**Directions**.
Set the listing down unchanged, minus every embedded image.

**Records for processing**.
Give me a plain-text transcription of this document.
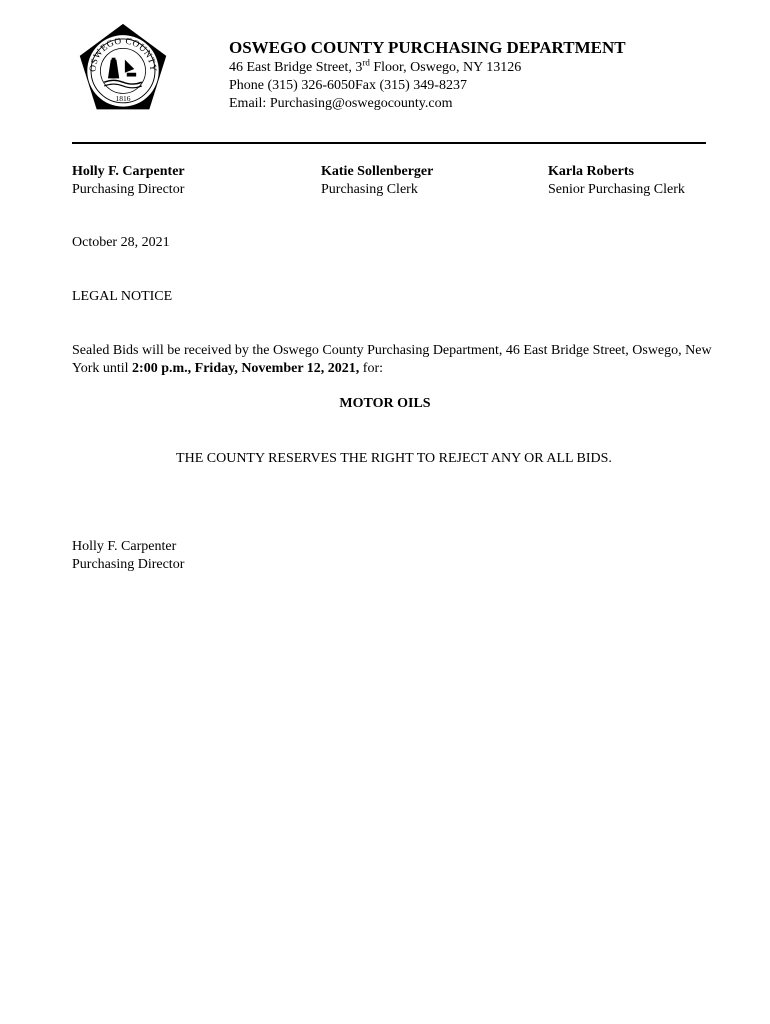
OSWEGO COUNTY
1816
OSWEGO COUNTY PURCHASING DEPARTMENT
46 East Bridge Street, 3rd Floor, Oswego, NY 13126
Phone (315) 326-6050Fax (315) 349-8237
Email: Purchasing@oswegocounty.com
Holly F. Carpenter
Purchasing Director
Katie Sollenberger
Purchasing Clerk
Karla Roberts
Senior Purchasing Clerk
October 28, 2021
LEGAL NOTICE
Sealed Bids will be received by the Oswego County Purchasing Department, 46 East Bridge Street, Oswego, New York until 2:00 p.m., Friday, November 12, 2021, for:
MOTOR OILS
THE COUNTY RESERVES THE RIGHT TO REJECT ANY OR ALL BIDS.
Holly F. Carpenter
Purchasing Director
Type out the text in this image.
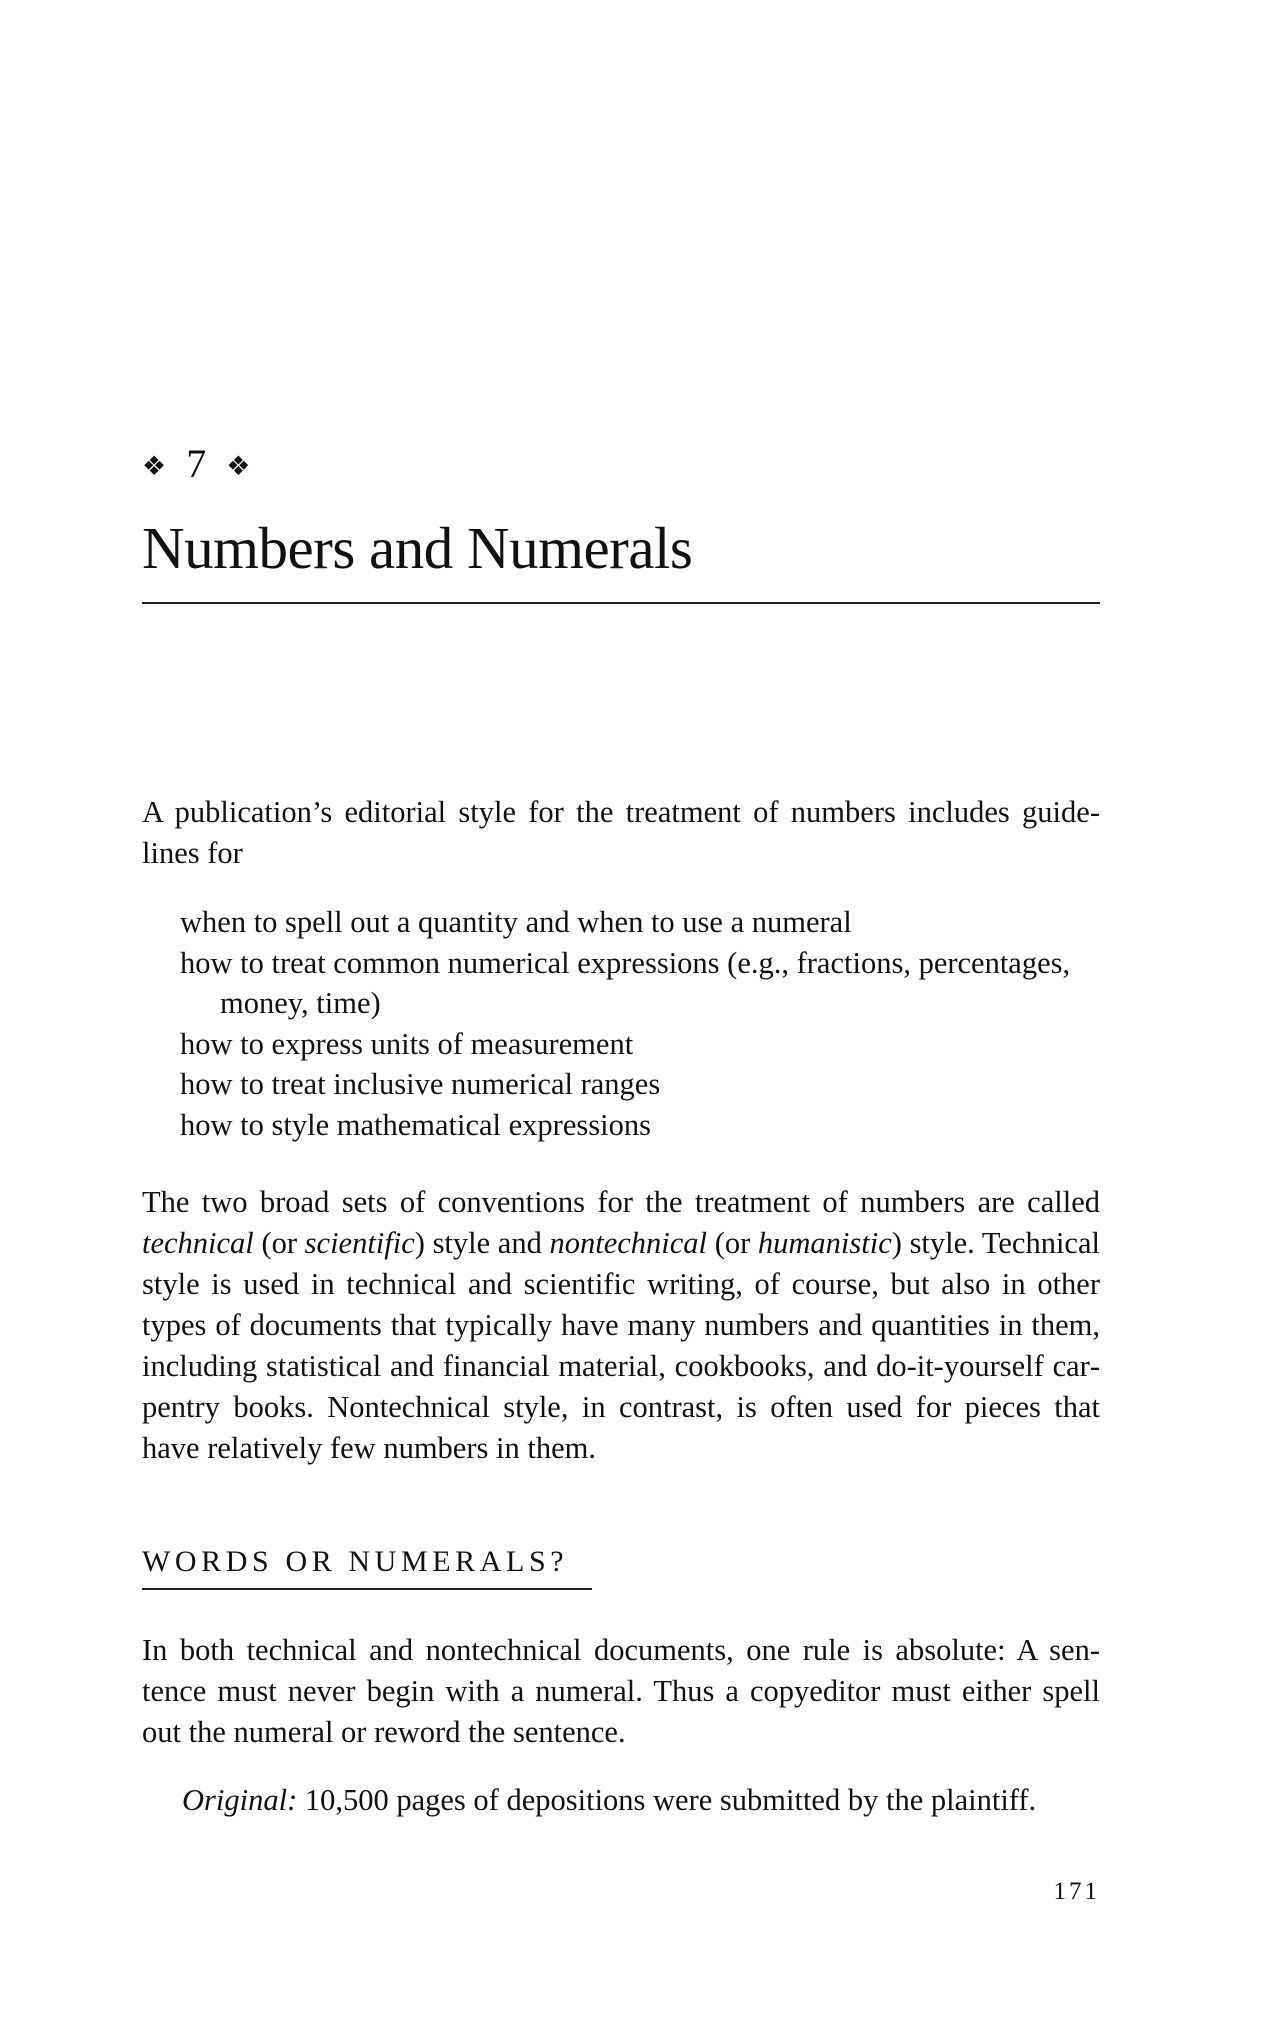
❖ 7 ❖
Numbers and Numerals

A publication’s editorial style for the treatment of numbers includes guidelines for

when to spell out a quantity and when to use a numeral
how to treat common numerical expressions (e.g., fractions, percentages, money, time)
how to express units of measurement
how to treat inclusive numerical ranges
how to style mathematical expressions

The two broad sets of conventions for the treatment of numbers are called technical (or scientific) style and nontechnical (or humanistic) style. Technical style is used in technical and scientific writing, of course, but also in other types of documents that typically have many numbers and quantities in them, including statistical and financial material, cookbooks, and do-it-yourself carpentry books. Nontechnical style, in contrast, is often used for pieces that have relatively few numbers in them.

WORDS OR NUMERALS?

In both technical and nontechnical documents, one rule is absolute: A sentence must never begin with a numeral. Thus a copyeditor must either spell out the numeral or reword the sentence.

Original: 10,500 pages of depositions were submitted by the plaintiff.

171
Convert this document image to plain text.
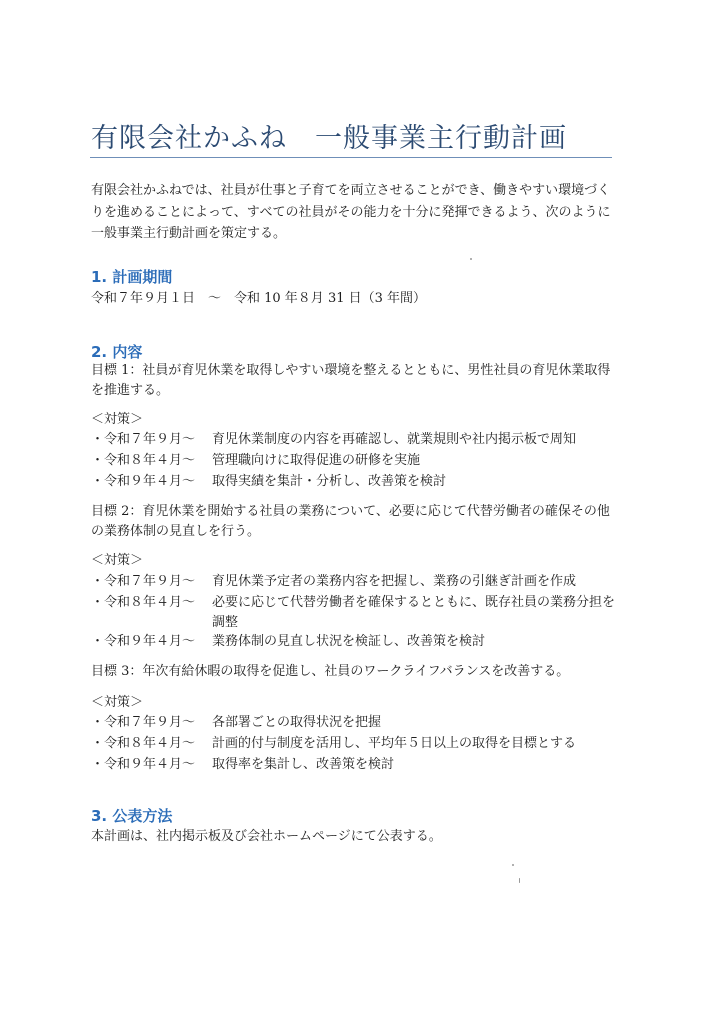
有限会社かふね　一般事業主行動計画

有限会社かふねでは、社員が仕事と子育てを両立させることができ、働きやすい環境づくりを進めることによって、すべての社員がその能力を十分に発揮できるよう、次のように一般事業主行動計画を策定する。

1. 計画期間

令和７年９月１日　～　令和 10 年８月 31 日（3 年間）

2. 内容

目標 1：社員が育児休業を取得しやすい環境を整えるとともに、男性社員の育児休業取得を推進する。

＜対策＞

・令和７年９月～ 育児休業制度の内容を再確認し、就業規則や社内掲示板で周知

・令和８年４月～ 管理職向けに取得促進の研修を実施

・令和９年４月～ 取得実績を集計・分析し、改善策を検討

目標 2：育児休業を開始する社員の業務について、必要に応じて代替労働者の確保その他の業務体制の見直しを行う。

＜対策＞

・令和７年９月～ 育児休業予定者の業務内容を把握し、業務の引継ぎ計画を作成

・令和８年４月～	必要に応じて代替労働者を確保するとともに、既存社員の業務分担を調整

・令和９年４月～ 業務体制の見直し状況を検証し、改善策を検討

目標 3：年次有給休暇の取得を促進し、社員のワークライフバランスを改善する。

＜対策＞

・令和７年９月～ 各部署ごとの取得状況を把握

・令和８年４月～ 計画的付与制度を活用し、平均年５日以上の取得を目標とする

・令和９年４月～ 取得率を集計し、改善策を検討

3. 公表方法

本計画は、社内掲示板及び会社ホームページにて公表する。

**Written response**.
Give me a plain-text transcription of this document.
OSWEGO COUNTY
1816
OSWEGO COUNTY PURCHASING DEPARTMENT
46 East Bridge Street, 3rd Floor, Oswego, NY 13126
Phone (315) 326-6050Fax (315) 349-8237
Email: Purchasing@oswegocounty.com
Holly F. Carpenter
Purchasing Director
Katie Sollenberger
Purchasing Clerk
Karla Roberts
Senior Purchasing Clerk
October 28, 2021
LEGAL NOTICE
Sealed Bids will be received by the Oswego County Purchasing Department, 46 East Bridge Street, Oswego, New York until 2:00 p.m., Friday, November 12, 2021, for:
MOTOR OILS
THE COUNTY RESERVES THE RIGHT TO REJECT ANY OR ALL BIDS.
Holly F. Carpenter
Purchasing Director
Type out the text in this image.
❖ 7 ❖
Numbers and Numerals

A publication’s editorial style for the treatment of numbers includes guidelines for

when to spell out a quantity and when to use a numeral
how to treat common numerical expressions (e.g., fractions, percentages, money, time)
how to express units of measurement
how to treat inclusive numerical ranges
how to style mathematical expressions

The two broad sets of conventions for the treatment of numbers are called technical (or scientific) style and nontechnical (or humanistic) style. Technical style is used in technical and scientific writing, of course, but also in other types of documents that typically have many numbers and quantities in them, including statistical and financial material, cookbooks, and do-it-yourself carpentry books. Nontechnical style, in contrast, is often used for pieces that have relatively few numbers in them.

WORDS OR NUMERALS?

In both technical and nontechnical documents, one rule is absolute: A sentence must never begin with a numeral. Thus a copyeditor must either spell out the numeral or reword the sentence.

Original: 10,500 pages of depositions were submitted by the plaintiff.

171
Convert this document image to plain text.
有限会社かふね　一般事業主行動計画

有限会社かふねでは、社員が仕事と子育てを両立させることができ、働きやすい環境づくりを進めることによって、すべての社員がその能力を十分に発揮できるよう、次のように一般事業主行動計画を策定する。

1. 計画期間

令和７年９月１日　～　令和 10 年８月 31 日（3 年間）

2. 内容

目標 1：社員が育児休業を取得しやすい環境を整えるとともに、男性社員の育児休業取得を推進する。

＜対策＞

・令和７年９月～ 育児休業制度の内容を再確認し、就業規則や社内掲示板で周知

・令和８年４月～ 管理職向けに取得促進の研修を実施

・令和９年４月～ 取得実績を集計・分析し、改善策を検討

目標 2：育児休業を開始する社員の業務について、必要に応じて代替労働者の確保その他の業務体制の見直しを行う。

＜対策＞

・令和７年９月～ 育児休業予定者の業務内容を把握し、業務の引継ぎ計画を作成

・令和８年４月～	必要に応じて代替労働者を確保するとともに、既存社員の業務分担を調整

・令和９年４月～ 業務体制の見直し状況を検証し、改善策を検討

目標 3：年次有給休暇の取得を促進し、社員のワークライフバランスを改善する。

＜対策＞

・令和７年９月～ 各部署ごとの取得状況を把握

・令和８年４月～ 計画的付与制度を活用し、平均年５日以上の取得を目標とする

・令和９年４月～ 取得率を集計し、改善策を検討

3. 公表方法

本計画は、社内掲示板及び会社ホームページにて公表する。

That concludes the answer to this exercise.